> Prompt: Exclude images, then output the remaining data verbatim.

> Dataset:
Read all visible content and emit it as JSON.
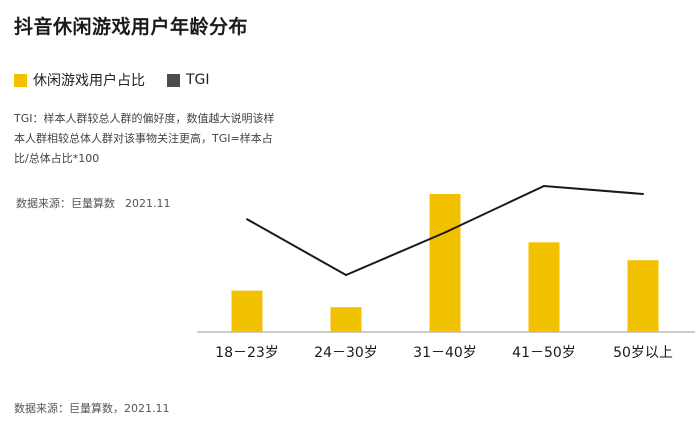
{
  "title": "抖音休闲游戏用户年龄分布",
  "note": "TGI：样本人群较总人群的偏好度，数值越大说明该样本人群相较总体人群对该事物关注更高，TGI=样本占比/总体占比*100",
  "source_top": {
    "label": "数据来源：巨量算数",
    "date": "2021.11"
  },
  "source_bottom": "数据来源：巨量算数，2021.11",
  "colors": {
    "bar": "#F2C200",
    "line": "#1a1a1a",
    "axis": "#999999"
  },
  "chart_data": {
    "type": "bar",
    "categories": [
      "18－23岁",
      "24－30岁",
      "31－40岁",
      "41－50岁",
      "50岁以上"
    ],
    "series": [
      {
        "name": "休闲游戏用户占比",
        "type": "bar",
        "values": [
          0.3,
          0.18,
          1.0,
          0.65,
          0.52
        ]
      },
      {
        "name": "TGI",
        "type": "line",
        "values": [
          0.75,
          0.33,
          0.65,
          1.0,
          0.94
        ]
      }
    ],
    "xlabel": "",
    "ylabel": "",
    "legend": "top-left",
    "grid": false
  }
}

> Exercise answer:
Read all visible content and emit it as JSON.
{
  "title": "抖音休闲游戏用户年龄分布",
  "note": "TGI：样本人群较总人群的偏好度，数值越大说明该样本人群相较总体人群对该事物关注更高，TGI=样本占比/总体占比*100",
  "source_top": {
    "label": "数据来源：巨量算数",
    "date": "2021.11"
  },
  "source_bottom": "数据来源：巨量算数，2021.11",
  "colors": {
    "bar": "#F2C200",
    "line": "#1a1a1a",
    "axis": "#999999"
  },
  "chart_data": {
    "type": "bar",
    "categories": [
      "18－23岁",
      "24－30岁",
      "31－40岁",
      "41－50岁",
      "50岁以上"
    ],
    "series": [
      {
        "name": "休闲游戏用户占比",
        "type": "bar",
        "values": [
          0.3,
          0.18,
          1.0,
          0.65,
          0.52
        ]
      },
      {
        "name": "TGI",
        "type": "line",
        "values": [
          0.75,
          0.33,
          0.65,
          1.0,
          0.94
        ]
      }
    ],
    "xlabel": "",
    "ylabel": "",
    "legend": "top-left",
    "grid": false
  }
}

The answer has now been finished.